**To do:**
Reproduce each line bearing the word "results".

[Saved data entries]

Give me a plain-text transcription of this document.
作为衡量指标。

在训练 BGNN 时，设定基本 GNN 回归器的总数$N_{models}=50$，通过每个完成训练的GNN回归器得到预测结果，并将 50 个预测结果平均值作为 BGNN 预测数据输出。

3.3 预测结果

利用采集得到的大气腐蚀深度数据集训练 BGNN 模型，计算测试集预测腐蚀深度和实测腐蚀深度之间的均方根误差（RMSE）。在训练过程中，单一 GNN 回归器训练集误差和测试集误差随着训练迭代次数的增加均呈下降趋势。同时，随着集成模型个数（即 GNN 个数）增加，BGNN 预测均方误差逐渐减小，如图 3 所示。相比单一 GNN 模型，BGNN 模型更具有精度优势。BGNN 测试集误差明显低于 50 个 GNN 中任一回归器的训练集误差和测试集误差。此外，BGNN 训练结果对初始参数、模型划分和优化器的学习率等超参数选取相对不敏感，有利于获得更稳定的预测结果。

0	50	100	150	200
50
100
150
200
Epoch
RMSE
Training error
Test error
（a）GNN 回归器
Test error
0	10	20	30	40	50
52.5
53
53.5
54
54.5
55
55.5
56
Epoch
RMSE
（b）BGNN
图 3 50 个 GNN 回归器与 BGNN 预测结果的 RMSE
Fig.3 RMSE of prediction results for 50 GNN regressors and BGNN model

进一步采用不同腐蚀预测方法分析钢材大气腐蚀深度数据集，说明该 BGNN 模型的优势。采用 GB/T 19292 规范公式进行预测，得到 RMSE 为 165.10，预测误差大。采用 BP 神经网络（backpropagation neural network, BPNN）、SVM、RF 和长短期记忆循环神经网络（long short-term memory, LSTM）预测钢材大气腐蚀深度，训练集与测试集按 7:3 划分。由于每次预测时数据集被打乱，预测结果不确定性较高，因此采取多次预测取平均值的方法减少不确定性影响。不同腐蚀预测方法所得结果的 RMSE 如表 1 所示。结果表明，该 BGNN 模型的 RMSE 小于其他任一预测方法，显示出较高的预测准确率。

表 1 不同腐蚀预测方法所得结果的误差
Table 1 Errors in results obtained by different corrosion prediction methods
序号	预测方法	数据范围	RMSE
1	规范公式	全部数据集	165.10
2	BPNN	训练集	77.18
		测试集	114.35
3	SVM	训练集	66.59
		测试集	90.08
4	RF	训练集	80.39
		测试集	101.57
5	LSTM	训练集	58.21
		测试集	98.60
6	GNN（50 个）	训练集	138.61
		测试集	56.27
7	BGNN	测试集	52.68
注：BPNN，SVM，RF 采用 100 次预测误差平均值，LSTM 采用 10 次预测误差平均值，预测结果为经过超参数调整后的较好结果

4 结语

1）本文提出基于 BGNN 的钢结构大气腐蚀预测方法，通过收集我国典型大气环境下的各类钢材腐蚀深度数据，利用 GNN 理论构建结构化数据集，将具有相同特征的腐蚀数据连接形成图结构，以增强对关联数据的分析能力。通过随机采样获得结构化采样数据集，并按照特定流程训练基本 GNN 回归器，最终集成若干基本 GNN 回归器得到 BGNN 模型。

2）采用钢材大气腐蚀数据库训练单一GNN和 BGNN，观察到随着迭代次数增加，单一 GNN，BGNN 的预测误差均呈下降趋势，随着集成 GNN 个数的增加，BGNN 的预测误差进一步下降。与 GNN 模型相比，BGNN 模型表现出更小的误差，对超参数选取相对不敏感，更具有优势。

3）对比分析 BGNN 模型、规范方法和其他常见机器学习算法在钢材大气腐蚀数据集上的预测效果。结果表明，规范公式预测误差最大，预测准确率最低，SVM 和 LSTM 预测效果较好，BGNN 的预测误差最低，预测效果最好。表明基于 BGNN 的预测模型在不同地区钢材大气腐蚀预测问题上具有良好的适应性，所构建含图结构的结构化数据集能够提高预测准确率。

**Answer to the task:**
Fig.3 RMSE of prediction results for 50 GNN regressors and BGNN model
Table 1 Errors in results obtained by different corrosion prediction methods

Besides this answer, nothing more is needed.